[Items from a data source]
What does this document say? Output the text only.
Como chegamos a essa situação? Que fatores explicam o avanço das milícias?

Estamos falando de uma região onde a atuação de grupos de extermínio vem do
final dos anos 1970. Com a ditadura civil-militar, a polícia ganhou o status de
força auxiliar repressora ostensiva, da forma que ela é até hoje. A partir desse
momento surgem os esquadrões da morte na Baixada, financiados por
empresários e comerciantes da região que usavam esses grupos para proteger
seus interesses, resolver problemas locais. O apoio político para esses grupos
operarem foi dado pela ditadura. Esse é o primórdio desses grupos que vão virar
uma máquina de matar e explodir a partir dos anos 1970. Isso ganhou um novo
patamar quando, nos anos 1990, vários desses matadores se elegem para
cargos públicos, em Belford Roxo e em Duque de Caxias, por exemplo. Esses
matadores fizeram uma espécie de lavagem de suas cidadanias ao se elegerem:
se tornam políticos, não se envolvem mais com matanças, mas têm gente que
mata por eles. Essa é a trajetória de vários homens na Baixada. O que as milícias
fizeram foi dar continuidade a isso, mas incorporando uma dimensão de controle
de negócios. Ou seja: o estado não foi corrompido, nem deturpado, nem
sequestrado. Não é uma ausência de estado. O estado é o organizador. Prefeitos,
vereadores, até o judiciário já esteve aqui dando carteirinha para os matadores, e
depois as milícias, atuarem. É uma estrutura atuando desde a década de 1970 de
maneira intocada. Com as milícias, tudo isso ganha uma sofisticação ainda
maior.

What the task asks:
Give back each line above precisely as it stands.

Reply to the exercise:
What does this document say? Output the text only.
Como chegamos a essa situação? Que fatores explicam o avanço das milícias?

Estamos falando de uma região onde a atuação de grupos de extermínio vem do
final dos anos 1970. Com a ditadura civil-militar, a polícia ganhou o status de
força auxiliar repressora ostensiva, da forma que ela é até hoje. A partir desse
momento surgem os esquadrões da morte na Baixada, financiados por
empresários e comerciantes da região que usavam esses grupos para proteger
seus interesses, resolver problemas locais. O apoio político para esses grupos
operarem foi dado pela ditadura. Esse é o primórdio desses grupos que vão virar
uma máquina de matar e explodir a partir dos anos 1970. Isso ganhou um novo
patamar quando, nos anos 1990, vários desses matadores se elegem para
cargos públicos, em Belford Roxo e em Duque de Caxias, por exemplo. Esses
matadores fizeram uma espécie de lavagem de suas cidadanias ao se elegerem:
se tornam políticos, não se envolvem mais com matanças, mas têm gente que
mata por eles. Essa é a trajetória de vários homens na Baixada. O que as milícias
fizeram foi dar continuidade a isso, mas incorporando uma dimensão de controle
de negócios. Ou seja: o estado não foi corrompido, nem deturpado, nem
sequestrado. Não é uma ausência de estado. O estado é o organizador. Prefeitos,
vereadores, até o judiciário já esteve aqui dando carteirinha para os matadores, e
depois as milícias, atuarem. É uma estrutura atuando desde a década de 1970 de
maneira intocada. Com as milícias, tudo isso ganha uma sofisticação ainda
maior.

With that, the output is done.